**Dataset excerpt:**
========================================================================

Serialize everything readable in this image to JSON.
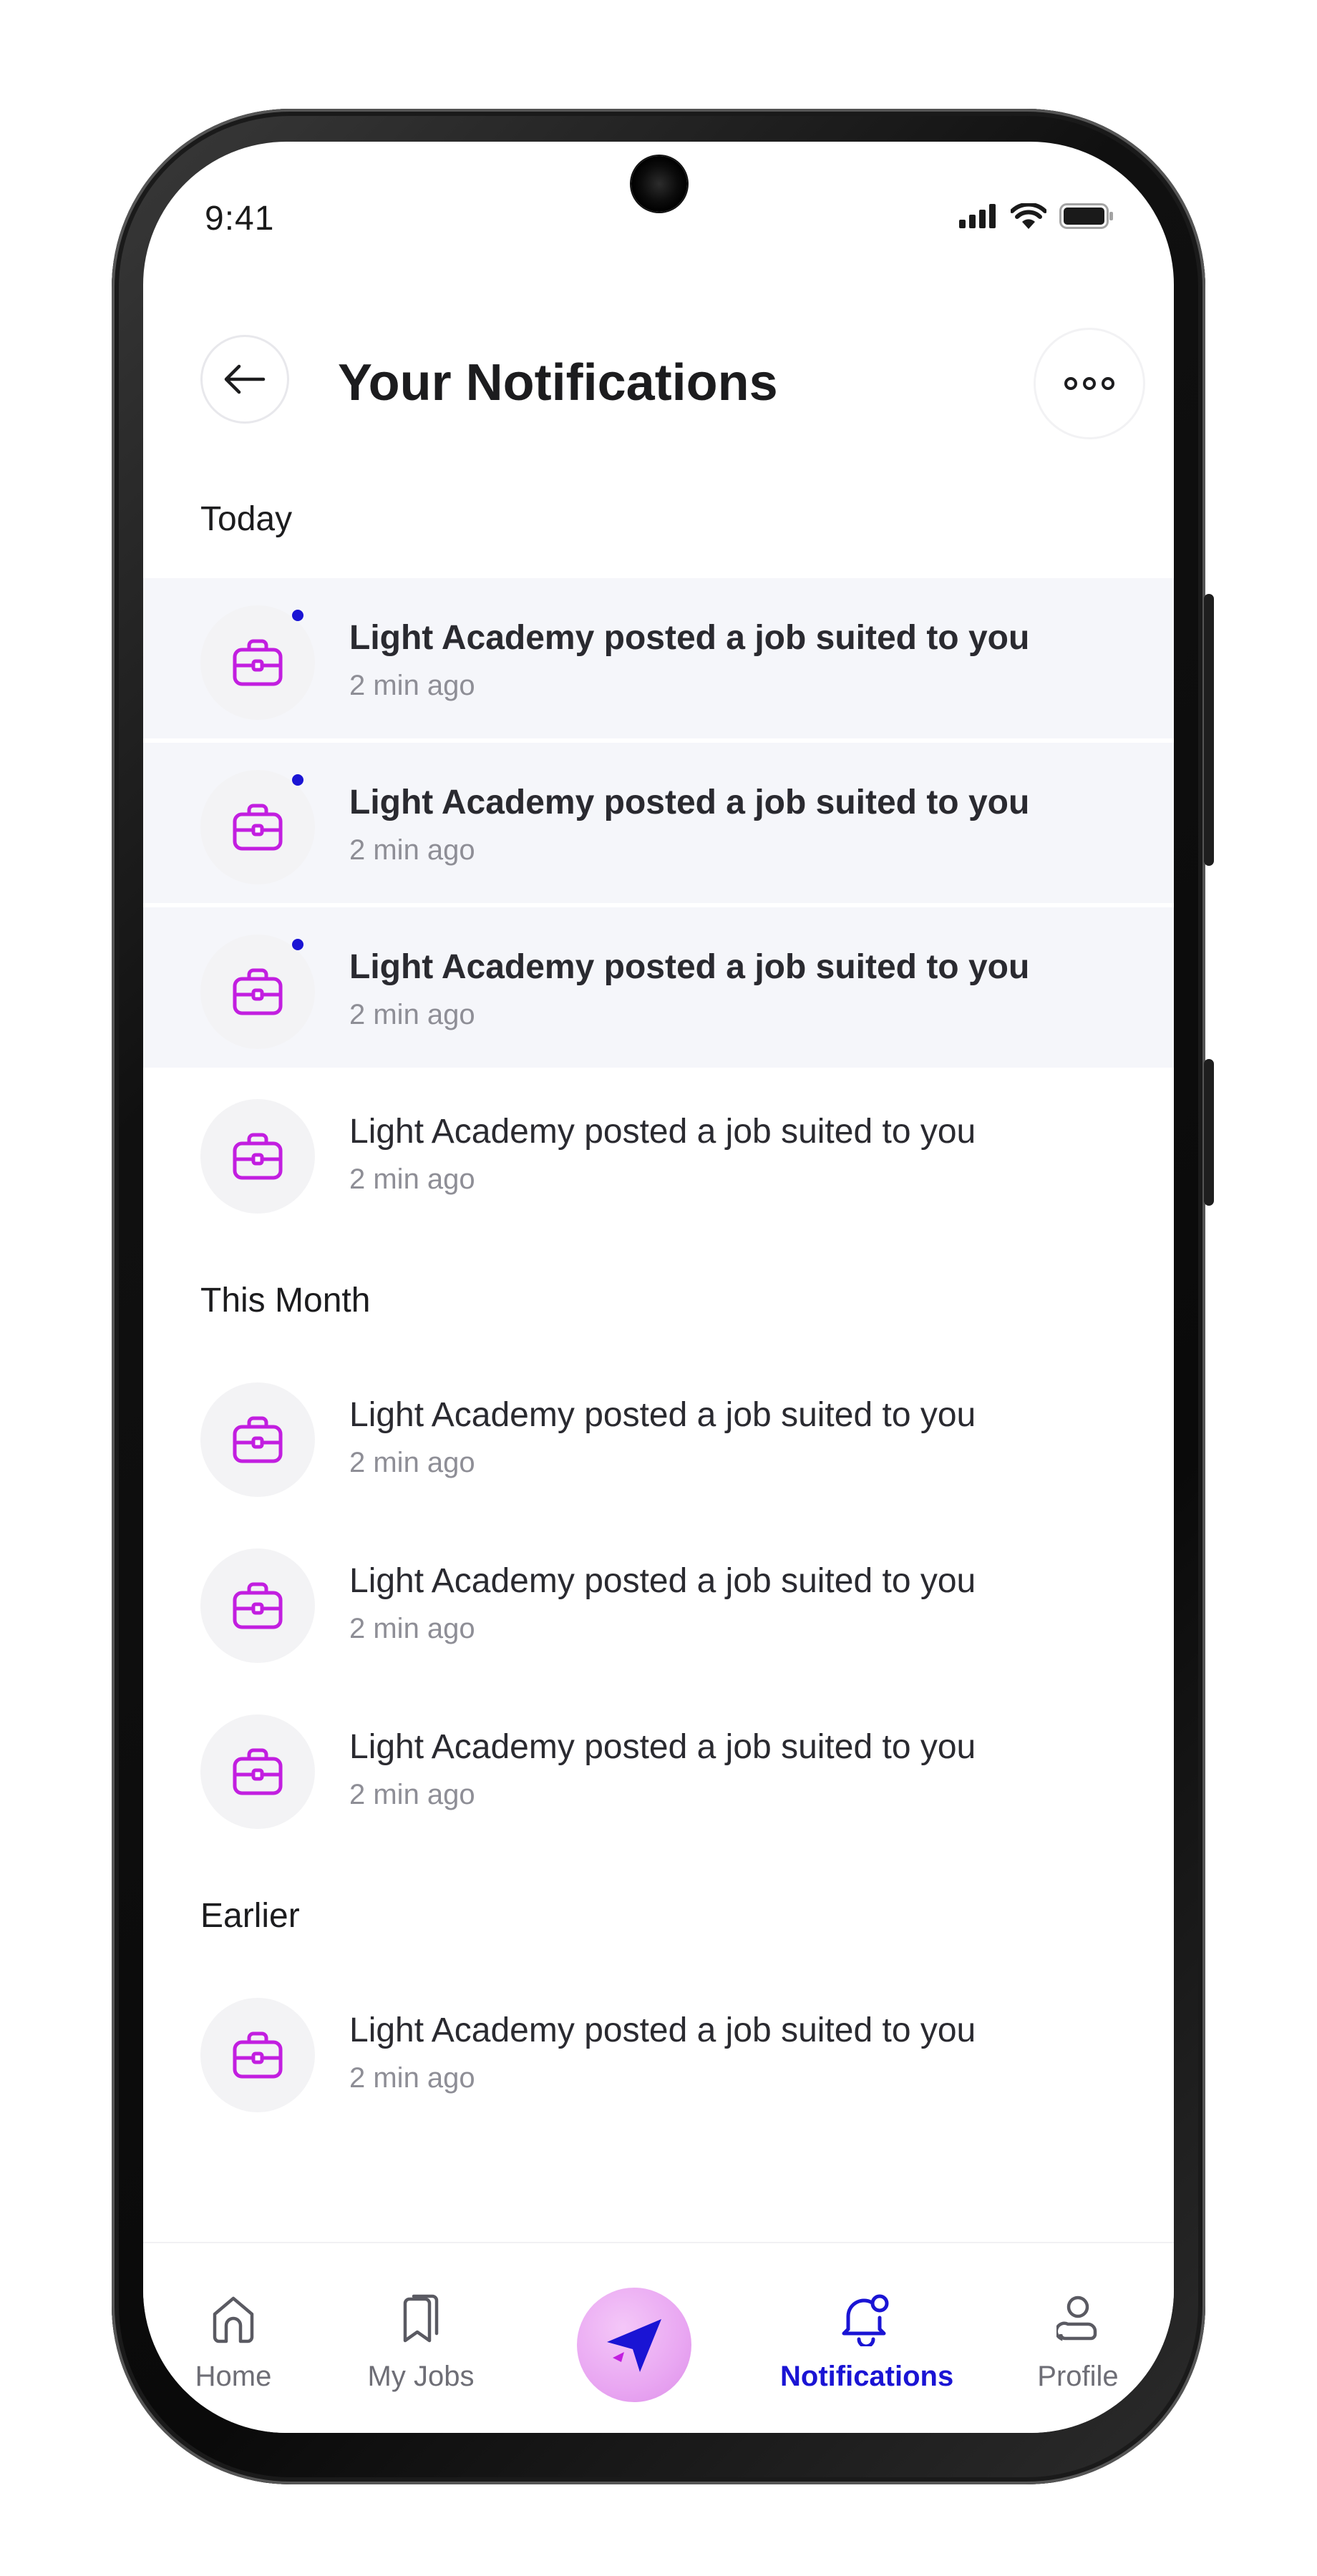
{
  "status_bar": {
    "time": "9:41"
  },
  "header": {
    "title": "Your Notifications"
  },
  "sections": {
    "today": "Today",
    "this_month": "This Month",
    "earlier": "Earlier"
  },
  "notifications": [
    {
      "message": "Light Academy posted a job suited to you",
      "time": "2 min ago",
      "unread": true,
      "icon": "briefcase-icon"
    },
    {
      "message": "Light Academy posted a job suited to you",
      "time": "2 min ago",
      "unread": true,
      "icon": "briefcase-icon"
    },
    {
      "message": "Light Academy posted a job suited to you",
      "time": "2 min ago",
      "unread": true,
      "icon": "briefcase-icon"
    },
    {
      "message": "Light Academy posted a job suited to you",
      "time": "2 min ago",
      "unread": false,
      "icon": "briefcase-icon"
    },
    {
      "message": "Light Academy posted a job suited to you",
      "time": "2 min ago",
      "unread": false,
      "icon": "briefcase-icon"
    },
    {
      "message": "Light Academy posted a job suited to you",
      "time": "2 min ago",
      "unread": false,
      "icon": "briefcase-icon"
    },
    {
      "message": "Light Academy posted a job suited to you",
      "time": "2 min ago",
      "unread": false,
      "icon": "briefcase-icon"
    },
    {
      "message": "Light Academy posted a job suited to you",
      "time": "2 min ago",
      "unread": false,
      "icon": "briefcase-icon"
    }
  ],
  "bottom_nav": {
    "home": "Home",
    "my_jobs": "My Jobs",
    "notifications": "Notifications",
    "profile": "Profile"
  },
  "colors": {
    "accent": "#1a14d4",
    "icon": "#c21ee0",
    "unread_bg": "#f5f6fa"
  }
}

========================================================================

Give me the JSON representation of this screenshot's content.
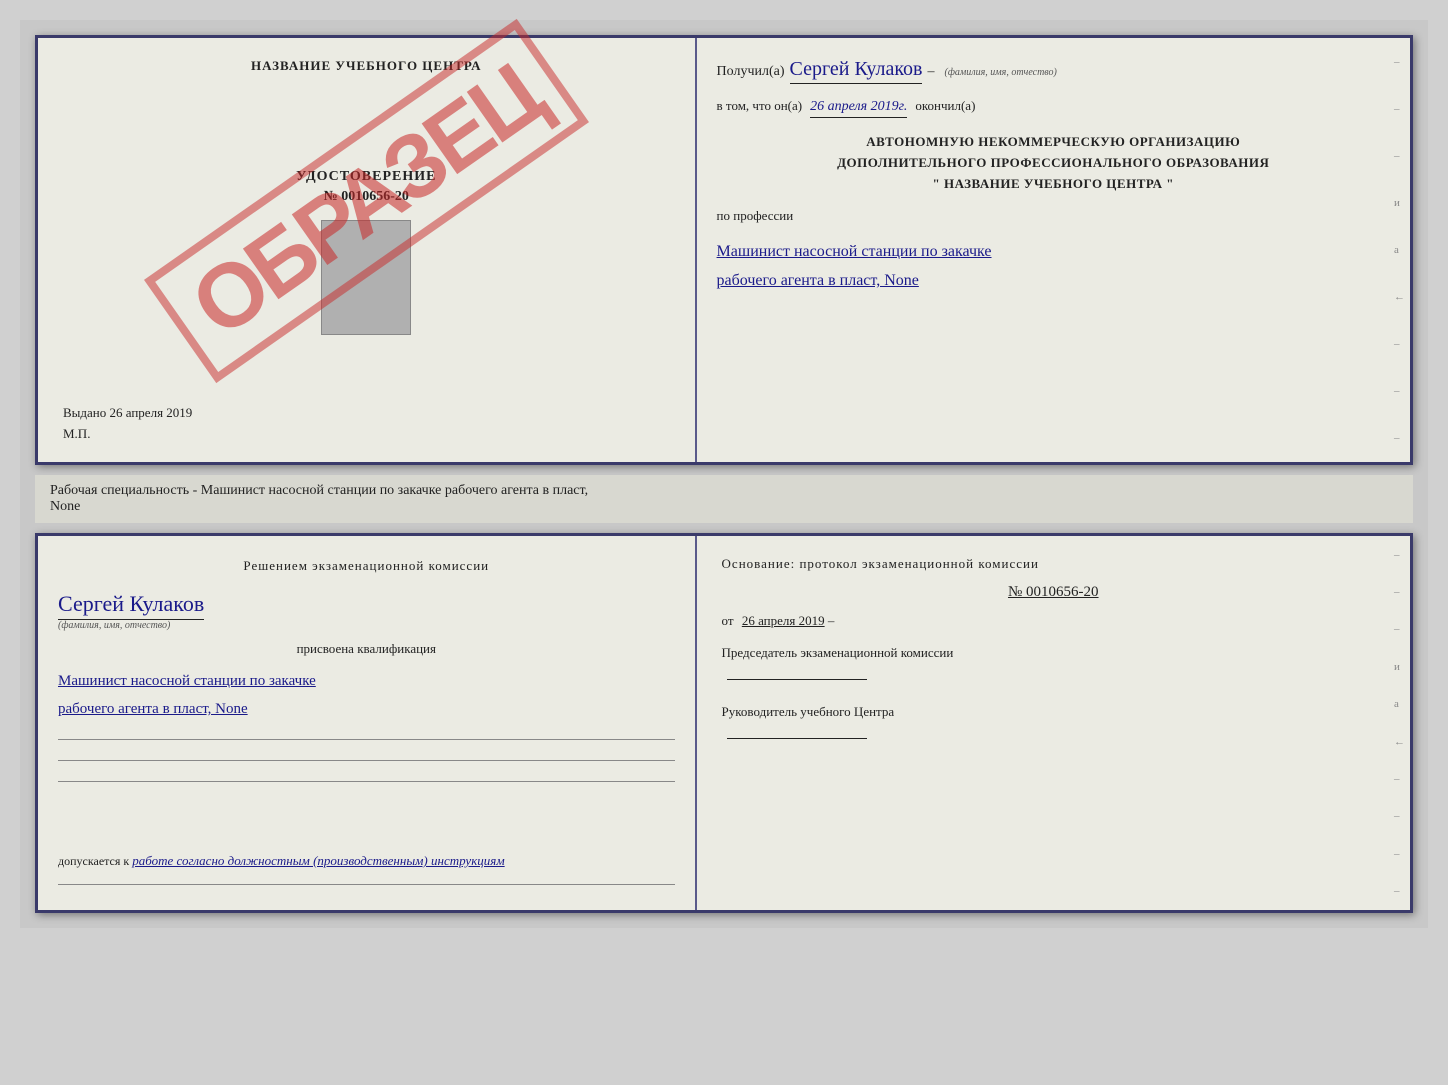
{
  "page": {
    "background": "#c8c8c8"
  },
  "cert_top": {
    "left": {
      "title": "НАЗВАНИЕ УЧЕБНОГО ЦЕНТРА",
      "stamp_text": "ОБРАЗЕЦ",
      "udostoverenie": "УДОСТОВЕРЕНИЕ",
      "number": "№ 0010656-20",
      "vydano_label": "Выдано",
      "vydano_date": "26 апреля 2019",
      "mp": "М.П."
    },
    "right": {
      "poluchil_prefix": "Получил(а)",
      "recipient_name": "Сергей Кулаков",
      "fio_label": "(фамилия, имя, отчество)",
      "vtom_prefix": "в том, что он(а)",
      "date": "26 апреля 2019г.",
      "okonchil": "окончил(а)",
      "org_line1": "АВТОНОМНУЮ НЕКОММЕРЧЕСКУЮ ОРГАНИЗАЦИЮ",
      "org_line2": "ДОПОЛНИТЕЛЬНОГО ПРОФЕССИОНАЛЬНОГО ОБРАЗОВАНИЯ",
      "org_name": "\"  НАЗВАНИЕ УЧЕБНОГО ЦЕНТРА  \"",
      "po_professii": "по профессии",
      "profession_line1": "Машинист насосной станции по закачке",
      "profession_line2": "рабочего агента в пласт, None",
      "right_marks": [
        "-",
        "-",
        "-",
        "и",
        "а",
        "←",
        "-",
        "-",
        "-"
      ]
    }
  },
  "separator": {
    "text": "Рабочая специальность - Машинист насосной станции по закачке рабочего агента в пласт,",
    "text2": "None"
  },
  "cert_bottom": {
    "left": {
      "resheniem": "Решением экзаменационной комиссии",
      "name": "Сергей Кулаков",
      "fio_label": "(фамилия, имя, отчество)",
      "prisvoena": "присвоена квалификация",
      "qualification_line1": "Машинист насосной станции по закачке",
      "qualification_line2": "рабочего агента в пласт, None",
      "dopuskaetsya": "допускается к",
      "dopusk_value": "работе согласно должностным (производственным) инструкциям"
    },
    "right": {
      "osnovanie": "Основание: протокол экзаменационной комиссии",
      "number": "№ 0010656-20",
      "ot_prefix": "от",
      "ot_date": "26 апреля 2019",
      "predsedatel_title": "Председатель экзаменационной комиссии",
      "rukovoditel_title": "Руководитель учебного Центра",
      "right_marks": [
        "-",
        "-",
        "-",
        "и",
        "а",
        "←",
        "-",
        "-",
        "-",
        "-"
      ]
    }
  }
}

========================================================================

**Your objective:** Exactly how many lines of the listing above contain the string "закачке"? Give no more than the number.

**Response:** 3